# Data extract
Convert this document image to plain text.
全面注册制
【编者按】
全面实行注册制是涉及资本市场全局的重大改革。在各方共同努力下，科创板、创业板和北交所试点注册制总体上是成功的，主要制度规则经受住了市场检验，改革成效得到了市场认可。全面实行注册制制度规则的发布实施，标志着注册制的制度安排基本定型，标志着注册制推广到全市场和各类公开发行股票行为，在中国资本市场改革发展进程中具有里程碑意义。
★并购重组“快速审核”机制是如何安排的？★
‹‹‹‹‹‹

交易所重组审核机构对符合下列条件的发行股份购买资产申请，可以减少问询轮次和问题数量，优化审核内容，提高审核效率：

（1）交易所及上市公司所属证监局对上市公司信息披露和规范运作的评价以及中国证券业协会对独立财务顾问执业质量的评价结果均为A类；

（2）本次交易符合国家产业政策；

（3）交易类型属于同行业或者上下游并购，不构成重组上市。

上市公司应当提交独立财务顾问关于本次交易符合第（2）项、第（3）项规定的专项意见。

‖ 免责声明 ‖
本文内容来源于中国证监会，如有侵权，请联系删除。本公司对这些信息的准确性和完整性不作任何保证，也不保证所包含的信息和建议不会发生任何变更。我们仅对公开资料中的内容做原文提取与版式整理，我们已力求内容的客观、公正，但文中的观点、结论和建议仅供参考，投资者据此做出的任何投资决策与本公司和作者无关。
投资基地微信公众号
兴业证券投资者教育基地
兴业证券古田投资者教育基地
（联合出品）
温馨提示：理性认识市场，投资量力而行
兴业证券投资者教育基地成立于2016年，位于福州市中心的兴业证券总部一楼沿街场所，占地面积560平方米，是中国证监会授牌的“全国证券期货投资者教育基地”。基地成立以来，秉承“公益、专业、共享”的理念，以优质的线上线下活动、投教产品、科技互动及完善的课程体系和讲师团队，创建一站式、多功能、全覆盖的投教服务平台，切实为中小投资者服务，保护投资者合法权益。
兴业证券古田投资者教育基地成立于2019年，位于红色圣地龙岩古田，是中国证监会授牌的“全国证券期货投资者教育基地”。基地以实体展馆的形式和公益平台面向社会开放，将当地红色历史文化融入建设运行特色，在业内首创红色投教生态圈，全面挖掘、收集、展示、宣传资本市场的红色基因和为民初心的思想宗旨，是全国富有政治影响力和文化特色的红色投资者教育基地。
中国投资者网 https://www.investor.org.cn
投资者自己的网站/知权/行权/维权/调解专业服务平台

# Challenge
Copy all the records above exactly, missing none.

# Response to the exercise
Convert this document image to plain text.
全面注册制
【编者按】
全面实行注册制是涉及资本市场全局的重大改革。在各方共同努力下，科创板、创业板和北交所试点注册制总体上是成功的，主要制度规则经受住了市场检验，改革成效得到了市场认可。全面实行注册制制度规则的发布实施，标志着注册制的制度安排基本定型，标志着注册制推广到全市场和各类公开发行股票行为，在中国资本市场改革发展进程中具有里程碑意义。
★并购重组“快速审核”机制是如何安排的？★
‹‹‹‹‹‹

交易所重组审核机构对符合下列条件的发行股份购买资产申请，可以减少问询轮次和问题数量，优化审核内容，提高审核效率：

（1）交易所及上市公司所属证监局对上市公司信息披露和规范运作的评价以及中国证券业协会对独立财务顾问执业质量的评价结果均为A类；

（2）本次交易符合国家产业政策；

（3）交易类型属于同行业或者上下游并购，不构成重组上市。

上市公司应当提交独立财务顾问关于本次交易符合第（2）项、第（3）项规定的专项意见。

‖ 免责声明 ‖
本文内容来源于中国证监会，如有侵权，请联系删除。本公司对这些信息的准确性和完整性不作任何保证，也不保证所包含的信息和建议不会发生任何变更。我们仅对公开资料中的内容做原文提取与版式整理，我们已力求内容的客观、公正，但文中的观点、结论和建议仅供参考，投资者据此做出的任何投资决策与本公司和作者无关。
投资基地微信公众号
兴业证券投资者教育基地
兴业证券古田投资者教育基地
（联合出品）
温馨提示：理性认识市场，投资量力而行
兴业证券投资者教育基地成立于2016年，位于福州市中心的兴业证券总部一楼沿街场所，占地面积560平方米，是中国证监会授牌的“全国证券期货投资者教育基地”。基地成立以来，秉承“公益、专业、共享”的理念，以优质的线上线下活动、投教产品、科技互动及完善的课程体系和讲师团队，创建一站式、多功能、全覆盖的投教服务平台，切实为中小投资者服务，保护投资者合法权益。
兴业证券古田投资者教育基地成立于2019年，位于红色圣地龙岩古田，是中国证监会授牌的“全国证券期货投资者教育基地”。基地以实体展馆的形式和公益平台面向社会开放，将当地红色历史文化融入建设运行特色，在业内首创红色投教生态圈，全面挖掘、收集、展示、宣传资本市场的红色基因和为民初心的思想宗旨，是全国富有政治影响力和文化特色的红色投资者教育基地。
中国投资者网 https://www.investor.org.cn
投资者自己的网站/知权/行权/维权/调解专业服务平台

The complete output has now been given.